* _Required work_: In the entries below, identify every line with the string "psychosocial" and copy it.

* _Saved data entries_:
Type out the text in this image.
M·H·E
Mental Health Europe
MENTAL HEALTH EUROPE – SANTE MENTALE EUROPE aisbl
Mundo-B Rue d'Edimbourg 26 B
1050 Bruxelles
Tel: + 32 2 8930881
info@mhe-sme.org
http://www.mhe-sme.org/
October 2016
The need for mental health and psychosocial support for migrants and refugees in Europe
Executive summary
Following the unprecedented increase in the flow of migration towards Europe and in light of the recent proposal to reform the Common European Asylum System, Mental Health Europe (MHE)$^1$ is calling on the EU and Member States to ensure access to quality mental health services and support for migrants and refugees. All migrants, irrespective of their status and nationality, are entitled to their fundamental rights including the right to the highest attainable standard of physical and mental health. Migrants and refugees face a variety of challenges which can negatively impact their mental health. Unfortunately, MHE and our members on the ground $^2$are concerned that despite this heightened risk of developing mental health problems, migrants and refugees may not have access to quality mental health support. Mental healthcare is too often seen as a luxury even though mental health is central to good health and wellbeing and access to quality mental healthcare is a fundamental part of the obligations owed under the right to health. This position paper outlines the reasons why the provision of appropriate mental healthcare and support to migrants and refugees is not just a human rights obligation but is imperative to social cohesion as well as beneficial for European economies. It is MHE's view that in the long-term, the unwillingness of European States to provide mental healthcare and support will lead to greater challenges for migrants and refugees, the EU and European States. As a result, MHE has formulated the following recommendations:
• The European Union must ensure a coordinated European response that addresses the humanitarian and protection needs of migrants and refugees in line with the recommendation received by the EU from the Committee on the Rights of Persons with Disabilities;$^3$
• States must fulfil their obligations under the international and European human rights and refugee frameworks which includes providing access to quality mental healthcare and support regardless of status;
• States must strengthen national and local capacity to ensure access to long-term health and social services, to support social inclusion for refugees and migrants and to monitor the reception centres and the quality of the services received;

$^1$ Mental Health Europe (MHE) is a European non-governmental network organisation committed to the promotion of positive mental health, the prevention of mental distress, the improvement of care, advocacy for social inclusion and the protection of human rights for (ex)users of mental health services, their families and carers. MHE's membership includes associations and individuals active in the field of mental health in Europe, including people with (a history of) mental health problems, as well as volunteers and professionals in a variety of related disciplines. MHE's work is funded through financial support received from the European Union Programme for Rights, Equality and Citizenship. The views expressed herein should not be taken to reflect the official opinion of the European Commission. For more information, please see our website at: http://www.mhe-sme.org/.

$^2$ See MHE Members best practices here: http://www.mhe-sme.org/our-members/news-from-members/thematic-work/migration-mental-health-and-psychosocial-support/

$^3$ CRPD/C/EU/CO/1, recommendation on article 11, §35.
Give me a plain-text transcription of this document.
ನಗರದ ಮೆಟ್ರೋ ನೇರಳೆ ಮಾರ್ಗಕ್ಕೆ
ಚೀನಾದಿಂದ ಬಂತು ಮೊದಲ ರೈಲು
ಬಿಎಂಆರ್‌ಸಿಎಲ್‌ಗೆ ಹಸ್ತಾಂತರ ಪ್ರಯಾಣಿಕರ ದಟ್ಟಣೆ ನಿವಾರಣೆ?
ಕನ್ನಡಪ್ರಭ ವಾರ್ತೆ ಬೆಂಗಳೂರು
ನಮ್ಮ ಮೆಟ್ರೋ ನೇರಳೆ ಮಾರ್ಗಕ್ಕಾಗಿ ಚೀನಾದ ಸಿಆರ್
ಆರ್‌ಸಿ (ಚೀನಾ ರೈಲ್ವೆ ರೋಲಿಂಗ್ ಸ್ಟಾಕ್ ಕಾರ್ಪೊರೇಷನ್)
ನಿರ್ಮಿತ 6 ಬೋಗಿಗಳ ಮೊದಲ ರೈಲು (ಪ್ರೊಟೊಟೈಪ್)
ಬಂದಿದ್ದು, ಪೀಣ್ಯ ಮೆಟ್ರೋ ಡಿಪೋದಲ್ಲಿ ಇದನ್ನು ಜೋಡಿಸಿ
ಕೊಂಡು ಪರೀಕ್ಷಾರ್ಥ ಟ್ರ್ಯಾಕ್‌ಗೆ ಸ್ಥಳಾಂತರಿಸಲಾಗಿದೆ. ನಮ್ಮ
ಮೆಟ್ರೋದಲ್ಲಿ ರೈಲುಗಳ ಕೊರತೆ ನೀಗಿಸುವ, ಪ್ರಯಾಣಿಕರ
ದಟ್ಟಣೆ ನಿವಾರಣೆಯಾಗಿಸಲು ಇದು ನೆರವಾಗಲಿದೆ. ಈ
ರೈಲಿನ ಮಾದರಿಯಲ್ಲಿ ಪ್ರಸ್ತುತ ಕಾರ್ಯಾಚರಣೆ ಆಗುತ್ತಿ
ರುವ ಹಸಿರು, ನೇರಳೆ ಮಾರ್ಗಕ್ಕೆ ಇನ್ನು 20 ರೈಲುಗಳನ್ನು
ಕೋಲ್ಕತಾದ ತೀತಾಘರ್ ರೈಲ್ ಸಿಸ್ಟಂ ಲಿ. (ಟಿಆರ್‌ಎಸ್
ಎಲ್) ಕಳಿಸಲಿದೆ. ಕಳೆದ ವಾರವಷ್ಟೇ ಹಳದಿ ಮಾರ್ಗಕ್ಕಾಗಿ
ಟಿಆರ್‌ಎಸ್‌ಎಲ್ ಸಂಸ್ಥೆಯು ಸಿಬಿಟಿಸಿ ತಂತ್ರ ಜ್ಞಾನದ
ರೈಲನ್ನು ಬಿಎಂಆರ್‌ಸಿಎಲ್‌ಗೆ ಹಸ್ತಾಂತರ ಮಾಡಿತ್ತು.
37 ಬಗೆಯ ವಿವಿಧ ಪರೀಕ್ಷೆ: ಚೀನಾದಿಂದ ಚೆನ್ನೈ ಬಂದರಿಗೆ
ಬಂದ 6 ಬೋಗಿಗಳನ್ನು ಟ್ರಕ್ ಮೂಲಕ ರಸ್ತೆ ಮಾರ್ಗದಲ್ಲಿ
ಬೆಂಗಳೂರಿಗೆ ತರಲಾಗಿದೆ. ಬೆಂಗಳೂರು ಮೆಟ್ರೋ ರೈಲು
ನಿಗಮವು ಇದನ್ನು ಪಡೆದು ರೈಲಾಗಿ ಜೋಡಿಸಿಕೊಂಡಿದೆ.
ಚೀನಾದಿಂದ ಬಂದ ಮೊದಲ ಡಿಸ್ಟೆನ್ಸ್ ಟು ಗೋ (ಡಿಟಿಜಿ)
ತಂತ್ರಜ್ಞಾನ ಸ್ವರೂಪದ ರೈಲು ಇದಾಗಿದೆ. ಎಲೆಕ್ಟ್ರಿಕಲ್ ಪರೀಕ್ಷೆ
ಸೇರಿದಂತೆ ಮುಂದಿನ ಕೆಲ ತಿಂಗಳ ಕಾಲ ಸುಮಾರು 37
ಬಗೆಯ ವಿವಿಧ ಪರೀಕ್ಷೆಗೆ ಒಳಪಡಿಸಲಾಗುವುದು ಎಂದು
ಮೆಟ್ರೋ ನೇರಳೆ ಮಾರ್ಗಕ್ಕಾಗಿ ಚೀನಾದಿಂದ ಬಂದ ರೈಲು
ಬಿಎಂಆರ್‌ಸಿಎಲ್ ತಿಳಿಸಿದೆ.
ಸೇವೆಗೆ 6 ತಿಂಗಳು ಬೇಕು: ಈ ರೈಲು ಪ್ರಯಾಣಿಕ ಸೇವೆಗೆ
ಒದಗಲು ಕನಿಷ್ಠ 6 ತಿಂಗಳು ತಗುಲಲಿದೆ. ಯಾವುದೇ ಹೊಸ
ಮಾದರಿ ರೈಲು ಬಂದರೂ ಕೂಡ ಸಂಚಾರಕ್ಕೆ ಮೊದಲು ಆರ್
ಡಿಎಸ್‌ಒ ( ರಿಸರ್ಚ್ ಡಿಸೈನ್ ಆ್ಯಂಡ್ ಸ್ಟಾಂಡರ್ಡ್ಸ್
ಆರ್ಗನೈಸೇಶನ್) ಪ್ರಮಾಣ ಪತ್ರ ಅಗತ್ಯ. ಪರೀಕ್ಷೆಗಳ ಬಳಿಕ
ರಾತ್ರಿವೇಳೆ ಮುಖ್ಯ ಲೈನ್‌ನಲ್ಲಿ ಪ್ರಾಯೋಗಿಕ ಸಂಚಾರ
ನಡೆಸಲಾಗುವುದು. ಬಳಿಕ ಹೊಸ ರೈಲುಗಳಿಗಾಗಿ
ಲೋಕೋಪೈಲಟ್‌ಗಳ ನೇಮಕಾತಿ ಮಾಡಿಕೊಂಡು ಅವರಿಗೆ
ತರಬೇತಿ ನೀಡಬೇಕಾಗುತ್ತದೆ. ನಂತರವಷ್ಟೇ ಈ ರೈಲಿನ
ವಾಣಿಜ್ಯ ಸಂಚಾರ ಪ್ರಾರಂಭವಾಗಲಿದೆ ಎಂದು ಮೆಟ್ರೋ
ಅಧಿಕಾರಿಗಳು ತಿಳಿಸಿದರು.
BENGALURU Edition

* _Exercise result_:
The need for mental health and psychosocial support for migrants and refugees in Europe
$^2$ See MHE Members best practices here: http://www.mhe-sme.org/our-members/news-from-members/thematic-work/migration-mental-health-and-psychosocial-support/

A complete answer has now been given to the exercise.